(Objective): Reproduce the records from their start through the line containing "y-tick-label: 1 xyxy=(1157,815,1179,864)", substituting "line-series" for "trace" and changing nothing else.

[Box coordinate listings]
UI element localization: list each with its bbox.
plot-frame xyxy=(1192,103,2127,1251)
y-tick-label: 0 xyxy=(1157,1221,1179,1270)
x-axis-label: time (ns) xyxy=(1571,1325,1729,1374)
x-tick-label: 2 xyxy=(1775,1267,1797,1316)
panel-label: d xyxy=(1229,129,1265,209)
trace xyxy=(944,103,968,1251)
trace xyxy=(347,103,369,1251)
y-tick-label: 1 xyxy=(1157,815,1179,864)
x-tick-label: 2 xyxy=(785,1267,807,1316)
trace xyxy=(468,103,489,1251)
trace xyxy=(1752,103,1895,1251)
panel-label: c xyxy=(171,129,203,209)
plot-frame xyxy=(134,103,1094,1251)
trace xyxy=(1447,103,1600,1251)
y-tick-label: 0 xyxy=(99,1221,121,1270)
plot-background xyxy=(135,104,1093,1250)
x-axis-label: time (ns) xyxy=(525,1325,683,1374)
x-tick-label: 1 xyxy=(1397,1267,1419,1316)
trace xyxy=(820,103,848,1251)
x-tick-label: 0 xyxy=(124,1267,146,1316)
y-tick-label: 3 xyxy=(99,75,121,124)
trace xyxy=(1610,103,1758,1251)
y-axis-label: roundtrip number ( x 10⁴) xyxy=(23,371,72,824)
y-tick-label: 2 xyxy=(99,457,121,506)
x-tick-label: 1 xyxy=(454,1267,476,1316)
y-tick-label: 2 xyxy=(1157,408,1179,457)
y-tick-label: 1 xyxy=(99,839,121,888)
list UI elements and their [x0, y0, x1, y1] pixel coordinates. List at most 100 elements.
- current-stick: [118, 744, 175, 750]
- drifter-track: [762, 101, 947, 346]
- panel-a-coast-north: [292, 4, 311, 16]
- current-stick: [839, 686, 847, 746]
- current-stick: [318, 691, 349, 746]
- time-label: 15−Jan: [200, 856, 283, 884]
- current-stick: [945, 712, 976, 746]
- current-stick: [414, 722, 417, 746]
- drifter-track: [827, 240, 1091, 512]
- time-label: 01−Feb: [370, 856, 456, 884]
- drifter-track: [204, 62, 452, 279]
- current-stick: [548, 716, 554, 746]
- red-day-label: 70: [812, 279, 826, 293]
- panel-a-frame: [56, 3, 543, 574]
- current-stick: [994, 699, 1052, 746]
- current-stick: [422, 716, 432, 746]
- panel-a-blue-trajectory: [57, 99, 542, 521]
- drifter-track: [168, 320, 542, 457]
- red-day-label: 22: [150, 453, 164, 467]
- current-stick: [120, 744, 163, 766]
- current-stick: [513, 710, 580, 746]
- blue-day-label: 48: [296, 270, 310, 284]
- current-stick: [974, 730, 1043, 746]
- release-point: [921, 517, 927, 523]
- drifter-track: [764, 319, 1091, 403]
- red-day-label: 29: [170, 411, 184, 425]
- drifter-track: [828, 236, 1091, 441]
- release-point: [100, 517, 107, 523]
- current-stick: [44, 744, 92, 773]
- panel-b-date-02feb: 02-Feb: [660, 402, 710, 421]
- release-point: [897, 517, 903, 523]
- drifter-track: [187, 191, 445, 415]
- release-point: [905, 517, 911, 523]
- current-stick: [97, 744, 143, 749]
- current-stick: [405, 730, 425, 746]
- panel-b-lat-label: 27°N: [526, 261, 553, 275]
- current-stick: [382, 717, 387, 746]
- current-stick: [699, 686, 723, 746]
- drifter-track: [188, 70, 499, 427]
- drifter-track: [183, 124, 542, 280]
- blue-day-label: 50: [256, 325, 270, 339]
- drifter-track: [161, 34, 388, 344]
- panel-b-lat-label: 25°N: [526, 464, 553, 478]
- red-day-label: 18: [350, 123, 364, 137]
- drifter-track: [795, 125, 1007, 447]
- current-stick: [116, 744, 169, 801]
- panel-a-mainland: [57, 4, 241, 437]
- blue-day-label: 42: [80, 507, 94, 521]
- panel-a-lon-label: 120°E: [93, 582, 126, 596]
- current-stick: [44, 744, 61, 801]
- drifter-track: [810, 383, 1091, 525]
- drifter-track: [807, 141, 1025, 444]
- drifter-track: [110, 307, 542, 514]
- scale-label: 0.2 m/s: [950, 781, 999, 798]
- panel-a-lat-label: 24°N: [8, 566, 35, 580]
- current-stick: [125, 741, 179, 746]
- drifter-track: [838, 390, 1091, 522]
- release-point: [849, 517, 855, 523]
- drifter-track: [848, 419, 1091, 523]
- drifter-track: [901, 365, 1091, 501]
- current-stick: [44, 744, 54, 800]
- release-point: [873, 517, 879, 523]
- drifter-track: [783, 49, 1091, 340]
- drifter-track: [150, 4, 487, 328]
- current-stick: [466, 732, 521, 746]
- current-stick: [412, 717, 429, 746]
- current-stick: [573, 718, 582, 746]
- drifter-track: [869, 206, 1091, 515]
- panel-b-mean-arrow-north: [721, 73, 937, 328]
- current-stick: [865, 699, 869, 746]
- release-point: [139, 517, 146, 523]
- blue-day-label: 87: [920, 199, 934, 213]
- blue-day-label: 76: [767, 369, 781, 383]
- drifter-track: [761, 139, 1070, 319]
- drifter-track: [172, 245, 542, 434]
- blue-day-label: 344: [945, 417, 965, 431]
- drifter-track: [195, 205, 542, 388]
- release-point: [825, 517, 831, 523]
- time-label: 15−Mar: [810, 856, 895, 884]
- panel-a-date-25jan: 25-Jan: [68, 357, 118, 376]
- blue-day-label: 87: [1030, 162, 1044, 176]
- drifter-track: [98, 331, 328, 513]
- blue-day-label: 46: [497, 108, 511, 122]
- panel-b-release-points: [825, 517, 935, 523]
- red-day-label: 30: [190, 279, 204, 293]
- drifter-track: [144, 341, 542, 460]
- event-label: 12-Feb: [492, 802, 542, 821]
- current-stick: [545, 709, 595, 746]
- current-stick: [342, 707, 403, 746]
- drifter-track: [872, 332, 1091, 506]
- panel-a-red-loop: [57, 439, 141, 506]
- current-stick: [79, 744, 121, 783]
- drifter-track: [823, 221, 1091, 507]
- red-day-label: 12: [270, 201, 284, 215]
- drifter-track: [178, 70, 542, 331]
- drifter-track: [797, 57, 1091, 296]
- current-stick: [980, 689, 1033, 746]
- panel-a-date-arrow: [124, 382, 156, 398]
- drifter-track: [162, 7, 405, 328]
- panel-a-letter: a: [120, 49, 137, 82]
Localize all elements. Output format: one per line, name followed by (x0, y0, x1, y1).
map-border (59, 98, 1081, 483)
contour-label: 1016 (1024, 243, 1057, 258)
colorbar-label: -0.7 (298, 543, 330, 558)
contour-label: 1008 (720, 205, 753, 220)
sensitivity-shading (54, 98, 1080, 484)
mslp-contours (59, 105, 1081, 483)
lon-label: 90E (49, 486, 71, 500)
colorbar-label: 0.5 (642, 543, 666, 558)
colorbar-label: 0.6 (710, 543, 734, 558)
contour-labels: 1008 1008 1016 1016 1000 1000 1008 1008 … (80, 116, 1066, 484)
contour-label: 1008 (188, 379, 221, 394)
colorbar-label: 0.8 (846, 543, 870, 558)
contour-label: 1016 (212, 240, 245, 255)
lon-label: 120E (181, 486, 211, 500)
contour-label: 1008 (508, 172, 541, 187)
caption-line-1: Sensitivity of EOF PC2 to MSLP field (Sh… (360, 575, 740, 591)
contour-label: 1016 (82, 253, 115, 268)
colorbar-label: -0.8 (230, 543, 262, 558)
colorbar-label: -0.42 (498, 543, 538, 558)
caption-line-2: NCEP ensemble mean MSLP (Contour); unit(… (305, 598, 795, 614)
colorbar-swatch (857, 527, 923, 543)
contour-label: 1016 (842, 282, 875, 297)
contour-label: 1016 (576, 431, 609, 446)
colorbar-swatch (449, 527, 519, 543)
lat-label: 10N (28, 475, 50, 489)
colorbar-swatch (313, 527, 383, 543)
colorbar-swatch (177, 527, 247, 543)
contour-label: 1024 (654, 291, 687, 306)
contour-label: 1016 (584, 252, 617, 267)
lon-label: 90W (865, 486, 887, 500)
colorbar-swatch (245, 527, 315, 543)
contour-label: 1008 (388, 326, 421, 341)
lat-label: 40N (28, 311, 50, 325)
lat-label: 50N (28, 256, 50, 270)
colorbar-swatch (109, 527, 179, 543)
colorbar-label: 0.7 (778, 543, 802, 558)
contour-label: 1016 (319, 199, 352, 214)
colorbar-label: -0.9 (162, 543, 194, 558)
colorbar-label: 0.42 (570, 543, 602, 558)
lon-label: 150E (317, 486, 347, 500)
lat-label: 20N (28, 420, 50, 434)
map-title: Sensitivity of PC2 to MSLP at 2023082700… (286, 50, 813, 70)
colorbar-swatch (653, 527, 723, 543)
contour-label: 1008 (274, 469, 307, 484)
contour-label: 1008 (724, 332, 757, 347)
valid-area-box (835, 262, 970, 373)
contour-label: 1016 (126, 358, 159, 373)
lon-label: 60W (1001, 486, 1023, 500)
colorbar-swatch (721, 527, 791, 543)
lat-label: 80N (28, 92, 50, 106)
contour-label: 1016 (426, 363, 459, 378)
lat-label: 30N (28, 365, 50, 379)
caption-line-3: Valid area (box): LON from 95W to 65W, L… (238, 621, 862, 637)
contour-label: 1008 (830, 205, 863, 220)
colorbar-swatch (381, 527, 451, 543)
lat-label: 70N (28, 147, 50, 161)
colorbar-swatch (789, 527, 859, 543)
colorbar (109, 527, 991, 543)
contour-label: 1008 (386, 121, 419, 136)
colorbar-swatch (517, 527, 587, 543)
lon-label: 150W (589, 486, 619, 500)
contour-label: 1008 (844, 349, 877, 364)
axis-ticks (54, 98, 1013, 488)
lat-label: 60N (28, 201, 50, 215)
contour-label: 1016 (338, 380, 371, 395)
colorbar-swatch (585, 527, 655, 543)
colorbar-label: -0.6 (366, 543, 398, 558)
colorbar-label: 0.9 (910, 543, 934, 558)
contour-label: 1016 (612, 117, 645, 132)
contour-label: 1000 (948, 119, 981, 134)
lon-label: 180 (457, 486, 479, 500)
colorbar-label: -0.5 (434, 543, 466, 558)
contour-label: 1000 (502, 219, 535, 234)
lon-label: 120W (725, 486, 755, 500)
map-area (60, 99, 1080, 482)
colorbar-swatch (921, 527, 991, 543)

(Solution to this exercise):
UI element localization: list each with its bbox.
plot-frame xyxy=(1192,103,2127,1251)
y-tick-label: 0 xyxy=(1157,1221,1179,1270)
x-axis-label: time (ns) xyxy=(1571,1325,1729,1374)
x-tick-label: 2 xyxy=(1775,1267,1797,1316)
panel-label: d xyxy=(1229,129,1265,209)
line-series xyxy=(944,103,968,1251)
line-series xyxy=(347,103,369,1251)
y-tick-label: 1 xyxy=(1157,815,1179,864)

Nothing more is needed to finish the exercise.